▶ **RECORDS PROVIDED**:
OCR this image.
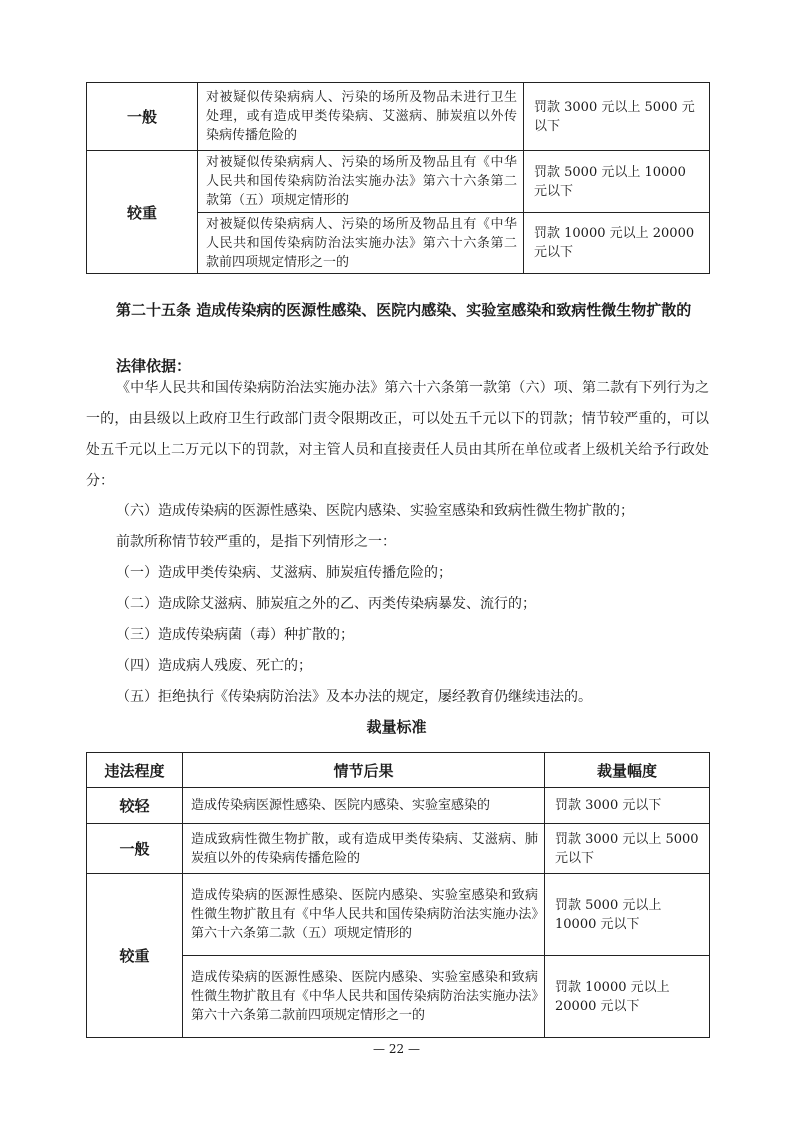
一般	对被疑似传染病病人、污染的场所及物品未进行卫生处理，或有造成甲类传染病、艾滋病、肺炭疽以外传染病传播危险的	罚款 3000 元以上 5000 元以下
较重	对被疑似传染病病人、污染的场所及物品且有《中华人民共和国传染病防治法实施办法》第六十六条第二款第（五）项规定情形的	罚款 5000 元以上 10000 元以下
	对被疑似传染病病人、污染的场所及物品且有《中华人民共和国传染病防治法实施办法》第六十六条第二款前四项规定情形之一的	罚款 10000 元以上 20000 元以下

第二十五条 造成传染病的医源性感染、医院内感染、实验室感染和致病性微生物扩散的

法律依据：

《中华人民共和国传染病防治法实施办法》第六十六条第一款第（六）项、第二款有下列行为之一的，由县级以上政府卫生行政部门责令限期改正，可以处五千元以下的罚款；情节较严重的，可以处五千元以上二万元以下的罚款，对主管人员和直接责任人员由其所在单位或者上级机关给予行政处分：

（六）造成传染病的医源性感染、医院内感染、实验室感染和致病性微生物扩散的；

前款所称情节较严重的，是指下列情形之一：

（一）造成甲类传染病、艾滋病、肺炭疽传播危险的；

（二）造成除艾滋病、肺炭疽之外的乙、丙类传染病暴发、流行的；

（三）造成传染病菌（毒）种扩散的；

（四）造成病人残废、死亡的；

（五）拒绝执行《传染病防治法》及本办法的规定，屡经教育仍继续违法的。

裁量标准

违法程度	情节后果	裁量幅度
较轻	造成传染病医源性感染、医院内感染、实验室感染的	罚款 3000 元以下
一般	造成致病性微生物扩散，或有造成甲类传染病、艾滋病、肺炭疽以外的传染病传播危险的	罚款 3000 元以上 5000 元以下
较重	造成传染病的医源性感染、医院内感染、实验室感染和致病性微生物扩散且有《中华人民共和国传染病防治法实施办法》第六十六条第二款（五）项规定情形的	罚款 5000 元以上 10000 元以下
	造成传染病的医源性感染、医院内感染、实验室感染和致病性微生物扩散且有《中华人民共和国传染病防治法实施办法》第六十六条第二款前四项规定情形之一的	罚款 10000 元以上 20000 元以下

— 22 —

▶ **WORK INSTRUCTIONS**:
All of the lines above should be retyped precisely, apart from the pictures.

▶ **FULL RESPONSE**:
OCR this image.
一般	对被疑似传染病病人、污染的场所及物品未进行卫生处理，或有造成甲类传染病、艾滋病、肺炭疽以外传染病传播危险的	罚款 3000 元以上 5000 元以下
较重	对被疑似传染病病人、污染的场所及物品且有《中华人民共和国传染病防治法实施办法》第六十六条第二款第（五）项规定情形的	罚款 5000 元以上 10000 元以下
	对被疑似传染病病人、污染的场所及物品且有《中华人民共和国传染病防治法实施办法》第六十六条第二款前四项规定情形之一的	罚款 10000 元以上 20000 元以下

第二十五条 造成传染病的医源性感染、医院内感染、实验室感染和致病性微生物扩散的

法律依据：

《中华人民共和国传染病防治法实施办法》第六十六条第一款第（六）项、第二款有下列行为之一的，由县级以上政府卫生行政部门责令限期改正，可以处五千元以下的罚款；情节较严重的，可以处五千元以上二万元以下的罚款，对主管人员和直接责任人员由其所在单位或者上级机关给予行政处分：

（六）造成传染病的医源性感染、医院内感染、实验室感染和致病性微生物扩散的；

前款所称情节较严重的，是指下列情形之一：

（一）造成甲类传染病、艾滋病、肺炭疽传播危险的；

（二）造成除艾滋病、肺炭疽之外的乙、丙类传染病暴发、流行的；

（三）造成传染病菌（毒）种扩散的；

（四）造成病人残废、死亡的；

（五）拒绝执行《传染病防治法》及本办法的规定，屡经教育仍继续违法的。

裁量标准

违法程度	情节后果	裁量幅度
较轻	造成传染病医源性感染、医院内感染、实验室感染的	罚款 3000 元以下
一般	造成致病性微生物扩散，或有造成甲类传染病、艾滋病、肺炭疽以外的传染病传播危险的	罚款 3000 元以上 5000 元以下
较重	造成传染病的医源性感染、医院内感染、实验室感染和致病性微生物扩散且有《中华人民共和国传染病防治法实施办法》第六十六条第二款（五）项规定情形的	罚款 5000 元以上 10000 元以下
	造成传染病的医源性感染、医院内感染、实验室感染和致病性微生物扩散且有《中华人民共和国传染病防治法实施办法》第六十六条第二款前四项规定情形之一的	罚款 10000 元以上 20000 元以下

— 22 —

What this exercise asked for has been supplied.